SOURCE MATERIAL:
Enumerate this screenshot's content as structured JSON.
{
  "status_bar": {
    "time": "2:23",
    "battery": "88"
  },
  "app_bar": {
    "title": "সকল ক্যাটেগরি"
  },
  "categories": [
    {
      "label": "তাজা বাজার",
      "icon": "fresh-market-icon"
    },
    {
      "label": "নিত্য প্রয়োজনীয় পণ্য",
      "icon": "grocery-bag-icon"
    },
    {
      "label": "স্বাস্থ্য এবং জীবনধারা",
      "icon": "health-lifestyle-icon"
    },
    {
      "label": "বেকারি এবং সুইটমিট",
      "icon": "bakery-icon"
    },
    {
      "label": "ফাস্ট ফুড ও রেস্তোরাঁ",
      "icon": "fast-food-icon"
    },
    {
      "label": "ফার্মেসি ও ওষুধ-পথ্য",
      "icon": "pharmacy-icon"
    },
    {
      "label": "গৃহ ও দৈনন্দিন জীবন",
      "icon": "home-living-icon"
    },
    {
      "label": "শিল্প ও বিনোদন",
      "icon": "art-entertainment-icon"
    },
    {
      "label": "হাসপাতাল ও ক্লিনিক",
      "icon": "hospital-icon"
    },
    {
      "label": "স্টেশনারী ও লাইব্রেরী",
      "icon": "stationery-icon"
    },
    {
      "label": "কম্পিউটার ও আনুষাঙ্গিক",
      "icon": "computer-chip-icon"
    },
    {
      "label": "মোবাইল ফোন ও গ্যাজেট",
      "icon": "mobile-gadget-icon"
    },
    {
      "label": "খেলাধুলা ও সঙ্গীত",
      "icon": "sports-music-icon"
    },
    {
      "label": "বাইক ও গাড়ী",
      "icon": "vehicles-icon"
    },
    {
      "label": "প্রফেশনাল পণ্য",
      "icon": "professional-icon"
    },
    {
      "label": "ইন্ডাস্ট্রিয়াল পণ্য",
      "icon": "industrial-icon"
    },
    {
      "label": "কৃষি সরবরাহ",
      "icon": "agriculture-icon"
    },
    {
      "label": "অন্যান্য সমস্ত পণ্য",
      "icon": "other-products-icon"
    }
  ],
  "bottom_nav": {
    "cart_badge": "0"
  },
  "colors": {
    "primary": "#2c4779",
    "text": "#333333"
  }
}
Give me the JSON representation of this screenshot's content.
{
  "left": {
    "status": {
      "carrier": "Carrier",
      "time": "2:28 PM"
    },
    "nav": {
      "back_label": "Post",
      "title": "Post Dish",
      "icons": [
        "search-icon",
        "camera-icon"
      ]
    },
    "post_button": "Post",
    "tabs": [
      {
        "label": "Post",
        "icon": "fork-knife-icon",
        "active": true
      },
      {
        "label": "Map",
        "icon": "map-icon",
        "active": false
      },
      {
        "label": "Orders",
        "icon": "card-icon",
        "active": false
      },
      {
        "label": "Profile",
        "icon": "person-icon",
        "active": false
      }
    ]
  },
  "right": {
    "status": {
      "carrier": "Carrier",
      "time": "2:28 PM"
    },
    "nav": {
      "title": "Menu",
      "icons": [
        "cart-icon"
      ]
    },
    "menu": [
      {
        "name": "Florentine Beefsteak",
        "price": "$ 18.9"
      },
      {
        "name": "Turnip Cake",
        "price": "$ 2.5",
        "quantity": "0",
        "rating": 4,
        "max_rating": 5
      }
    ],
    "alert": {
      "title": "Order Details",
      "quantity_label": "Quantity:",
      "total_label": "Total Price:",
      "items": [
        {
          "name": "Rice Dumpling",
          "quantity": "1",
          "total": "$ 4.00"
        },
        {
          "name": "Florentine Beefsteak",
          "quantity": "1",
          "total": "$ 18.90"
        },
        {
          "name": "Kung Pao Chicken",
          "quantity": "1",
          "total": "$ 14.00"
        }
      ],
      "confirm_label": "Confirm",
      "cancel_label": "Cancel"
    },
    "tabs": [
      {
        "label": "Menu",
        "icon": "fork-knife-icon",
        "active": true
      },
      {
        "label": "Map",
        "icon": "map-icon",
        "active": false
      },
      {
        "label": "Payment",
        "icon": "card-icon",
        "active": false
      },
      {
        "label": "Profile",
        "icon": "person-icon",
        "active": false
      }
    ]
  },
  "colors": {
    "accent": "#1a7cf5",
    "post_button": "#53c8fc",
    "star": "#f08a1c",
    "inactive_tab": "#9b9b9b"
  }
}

THE TASK:
Your task is to repeat the data exactly; please include every line.

WRITTEN SOLUTION:
Enumerate this screenshot's content as structured JSON.
{
  "status_bar": {
    "time": "2:23",
    "battery": "88"
  },
  "app_bar": {
    "title": "সকল ক্যাটেগরি"
  },
  "categories": [
    {
      "label": "তাজা বাজার",
      "icon": "fresh-market-icon"
    },
    {
      "label": "নিত্য প্রয়োজনীয় পণ্য",
      "icon": "grocery-bag-icon"
    },
    {
      "label": "স্বাস্থ্য এবং জীবনধারা",
      "icon": "health-lifestyle-icon"
    },
    {
      "label": "বেকারি এবং সুইটমিট",
      "icon": "bakery-icon"
    },
    {
      "label": "ফাস্ট ফুড ও রেস্তোরাঁ",
      "icon": "fast-food-icon"
    },
    {
      "label": "ফার্মেসি ও ওষুধ-পথ্য",
      "icon": "pharmacy-icon"
    },
    {
      "label": "গৃহ ও দৈনন্দিন জীবন",
      "icon": "home-living-icon"
    },
    {
      "label": "শিল্প ও বিনোদন",
      "icon": "art-entertainment-icon"
    },
    {
      "label": "হাসপাতাল ও ক্লিনিক",
      "icon": "hospital-icon"
    },
    {
      "label": "স্টেশনারী ও লাইব্রেরী",
      "icon": "stationery-icon"
    },
    {
      "label": "কম্পিউটার ও আনুষাঙ্গিক",
      "icon": "computer-chip-icon"
    },
    {
      "label": "মোবাইল ফোন ও গ্যাজেট",
      "icon": "mobile-gadget-icon"
    },
    {
      "label": "খেলাধুলা ও সঙ্গীত",
      "icon": "sports-music-icon"
    },
    {
      "label": "বাইক ও গাড়ী",
      "icon": "vehicles-icon"
    },
    {
      "label": "প্রফেশনাল পণ্য",
      "icon": "professional-icon"
    },
    {
      "label": "ইন্ডাস্ট্রিয়াল পণ্য",
      "icon": "industrial-icon"
    },
    {
      "label": "কৃষি সরবরাহ",
      "icon": "agriculture-icon"
    },
    {
      "label": "অন্যান্য সমস্ত পণ্য",
      "icon": "other-products-icon"
    }
  ],
  "bottom_nav": {
    "cart_badge": "0"
  },
  "colors": {
    "primary": "#2c4779",
    "text": "#333333"
  }
}
Give me the JSON representation of this screenshot's content.
{
  "left": {
    "status": {
      "carrier": "Carrier",
      "time": "2:28 PM"
    },
    "nav": {
      "back_label": "Post",
      "title": "Post Dish",
      "icons": [
        "search-icon",
        "camera-icon"
      ]
    },
    "post_button": "Post",
    "tabs": [
      {
        "label": "Post",
        "icon": "fork-knife-icon",
        "active": true
      },
      {
        "label": "Map",
        "icon": "map-icon",
        "active": false
      },
      {
        "label": "Orders",
        "icon": "card-icon",
        "active": false
      },
      {
        "label": "Profile",
        "icon": "person-icon",
        "active": false
      }
    ]
  },
  "right": {
    "status": {
      "carrier": "Carrier",
      "time": "2:28 PM"
    },
    "nav": {
      "title": "Menu",
      "icons": [
        "cart-icon"
      ]
    },
    "menu": [
      {
        "name": "Florentine Beefsteak",
        "price": "$ 18.9"
      },
      {
        "name": "Turnip Cake",
        "price": "$ 2.5",
        "quantity": "0",
        "rating": 4,
        "max_rating": 5
      }
    ],
    "alert": {
      "title": "Order Details",
      "quantity_label": "Quantity:",
      "total_label": "Total Price:",
      "items": [
        {
          "name": "Rice Dumpling",
          "quantity": "1",
          "total": "$ 4.00"
        },
        {
          "name": "Florentine Beefsteak",
          "quantity": "1",
          "total": "$ 18.90"
        },
        {
          "name": "Kung Pao Chicken",
          "quantity": "1",
          "total": "$ 14.00"
        }
      ],
      "confirm_label": "Confirm",
      "cancel_label": "Cancel"
    },
    "tabs": [
      {
        "label": "Menu",
        "icon": "fork-knife-icon",
        "active": true
      },
      {
        "label": "Map",
        "icon": "map-icon",
        "active": false
      },
      {
        "label": "Payment",
        "icon": "card-icon",
        "active": false
      },
      {
        "label": "Profile",
        "icon": "person-icon",
        "active": false
      }
    ]
  },
  "colors": {
    "accent": "#1a7cf5",
    "post_button": "#53c8fc",
    "star": "#f08a1c",
    "inactive_tab": "#9b9b9b"
  }
}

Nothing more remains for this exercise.